* _Task description_
Every line of the listing must be reproduced as it stands. Leave the images behind.

* _Material for this exercise_
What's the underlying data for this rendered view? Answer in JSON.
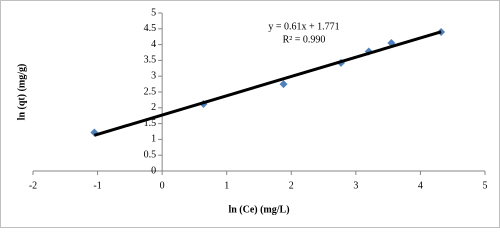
{
  "chart_data": {
    "type": "scatter",
    "x_label": "ln (Ce) (mg/L)",
    "y_label": "ln (qt) (mg/g)",
    "series": [
      {
        "color": "#4f81bd",
        "x": [
          -1.05,
          0.64,
          1.88,
          2.77,
          3.2,
          3.55,
          4.32
        ],
        "values": [
          1.22,
          2.12,
          2.75,
          3.42,
          3.78,
          4.05,
          4.4
        ]
      }
    ],
    "trendline": {
      "slope": 0.61,
      "intercept": 1.771,
      "color": "#000000",
      "equation": "y = 0.61x + 1.771",
      "r2": "R² = 0.990"
    },
    "xlim": [
      -2,
      5
    ],
    "xticks": [
      -2,
      -1,
      0,
      1,
      2,
      3,
      4,
      5
    ],
    "ylim": [
      0,
      5
    ],
    "yticks": [
      0,
      0.5,
      1,
      1.5,
      2,
      2.5,
      3,
      3.5,
      4,
      4.5,
      5
    ],
    "grid": false
  }
}
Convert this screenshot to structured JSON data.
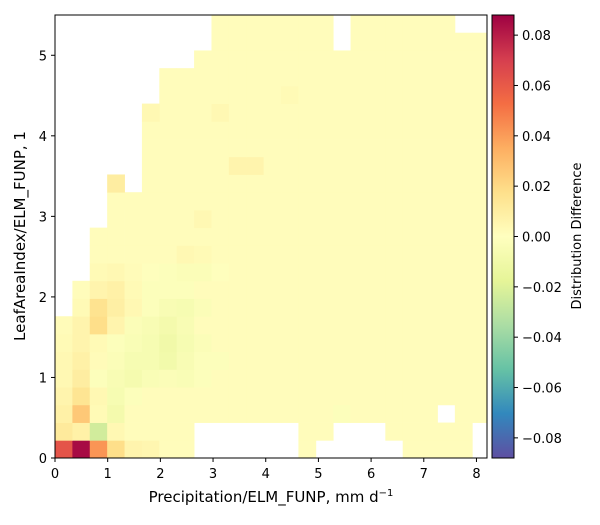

* _In response_
What's the underlying data for this rendered view? Answer in JSON.
{
  "chart_data": {
    "type": "scatter",
    "x_label": "ln (Ce) (mg/L)",
    "y_label": "ln (qt) (mg/g)",
    "series": [
      {
        "color": "#4f81bd",
        "x": [
          -1.05,
          0.64,
          1.88,
          2.77,
          3.2,
          3.55,
          4.32
        ],
        "values": [
          1.22,
          2.12,
          2.75,
          3.42,
          3.78,
          4.05,
          4.4
        ]
      }
    ],
    "trendline": {
      "slope": 0.61,
      "intercept": 1.771,
      "color": "#000000",
      "equation": "y = 0.61x + 1.771",
      "r2": "R² = 0.990"
    },
    "xlim": [
      -2,
      5
    ],
    "xticks": [
      -2,
      -1,
      0,
      1,
      2,
      3,
      4,
      5
    ],
    "ylim": [
      0,
      5
    ],
    "yticks": [
      0,
      0.5,
      1,
      1.5,
      2,
      2.5,
      3,
      3.5,
      4,
      4.5,
      5
    ],
    "grid": false
  }
}
Convert this screenshot to structured JSON data.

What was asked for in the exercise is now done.